◆ Aim ◆
Repeat all of the material below exactly as written, images excluded.

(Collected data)
# # # # #

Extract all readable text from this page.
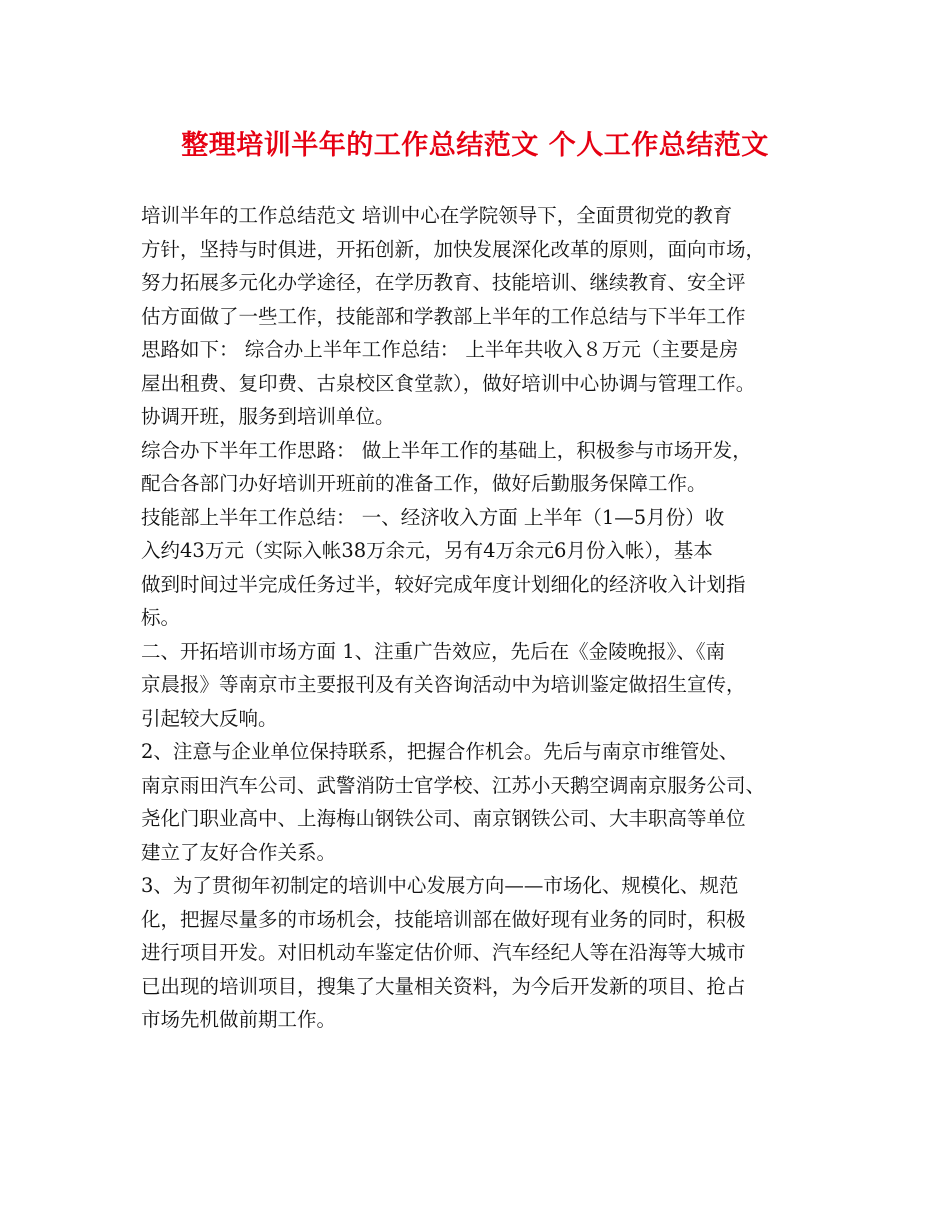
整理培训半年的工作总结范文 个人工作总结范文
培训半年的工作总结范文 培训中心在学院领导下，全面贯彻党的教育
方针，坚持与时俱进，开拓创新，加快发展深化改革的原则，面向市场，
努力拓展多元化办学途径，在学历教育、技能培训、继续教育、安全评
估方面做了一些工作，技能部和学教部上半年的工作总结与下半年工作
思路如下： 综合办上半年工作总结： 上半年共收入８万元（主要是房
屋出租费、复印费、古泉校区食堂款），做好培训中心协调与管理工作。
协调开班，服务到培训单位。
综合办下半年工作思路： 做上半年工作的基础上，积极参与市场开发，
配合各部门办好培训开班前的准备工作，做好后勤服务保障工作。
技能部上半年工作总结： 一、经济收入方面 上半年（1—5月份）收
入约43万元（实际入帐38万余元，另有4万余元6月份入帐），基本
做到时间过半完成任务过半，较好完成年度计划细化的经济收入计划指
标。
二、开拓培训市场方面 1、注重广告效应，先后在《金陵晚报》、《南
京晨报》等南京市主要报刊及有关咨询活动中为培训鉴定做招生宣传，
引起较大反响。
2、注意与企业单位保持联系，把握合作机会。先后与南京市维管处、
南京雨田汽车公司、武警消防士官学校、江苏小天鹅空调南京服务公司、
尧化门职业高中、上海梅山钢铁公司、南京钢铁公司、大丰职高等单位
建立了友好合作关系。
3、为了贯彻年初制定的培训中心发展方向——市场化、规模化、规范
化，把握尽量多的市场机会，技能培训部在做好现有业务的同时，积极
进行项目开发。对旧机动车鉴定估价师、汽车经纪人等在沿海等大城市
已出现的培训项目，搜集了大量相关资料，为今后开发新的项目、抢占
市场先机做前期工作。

# # # # #

◆ Reply ◆
Extract all readable text from this page.
整理培训半年的工作总结范文 个人工作总结范文
培训半年的工作总结范文 培训中心在学院领导下，全面贯彻党的教育
方针，坚持与时俱进，开拓创新，加快发展深化改革的原则，面向市场，
努力拓展多元化办学途径，在学历教育、技能培训、继续教育、安全评
估方面做了一些工作，技能部和学教部上半年的工作总结与下半年工作
思路如下： 综合办上半年工作总结： 上半年共收入８万元（主要是房
屋出租费、复印费、古泉校区食堂款），做好培训中心协调与管理工作。
协调开班，服务到培训单位。
综合办下半年工作思路： 做上半年工作的基础上，积极参与市场开发，
配合各部门办好培训开班前的准备工作，做好后勤服务保障工作。
技能部上半年工作总结： 一、经济收入方面 上半年（1—5月份）收
入约43万元（实际入帐38万余元，另有4万余元6月份入帐），基本
做到时间过半完成任务过半，较好完成年度计划细化的经济收入计划指
标。
二、开拓培训市场方面 1、注重广告效应，先后在《金陵晚报》、《南
京晨报》等南京市主要报刊及有关咨询活动中为培训鉴定做招生宣传，
引起较大反响。
2、注意与企业单位保持联系，把握合作机会。先后与南京市维管处、
南京雨田汽车公司、武警消防士官学校、江苏小天鹅空调南京服务公司、
尧化门职业高中、上海梅山钢铁公司、南京钢铁公司、大丰职高等单位
建立了友好合作关系。
3、为了贯彻年初制定的培训中心发展方向——市场化、规模化、规范
化，把握尽量多的市场机会，技能培训部在做好现有业务的同时，积极
进行项目开发。对旧机动车鉴定估价师、汽车经纪人等在沿海等大城市
已出现的培训项目，搜集了大量相关资料，为今后开发新的项目、抢占
市场先机做前期工作。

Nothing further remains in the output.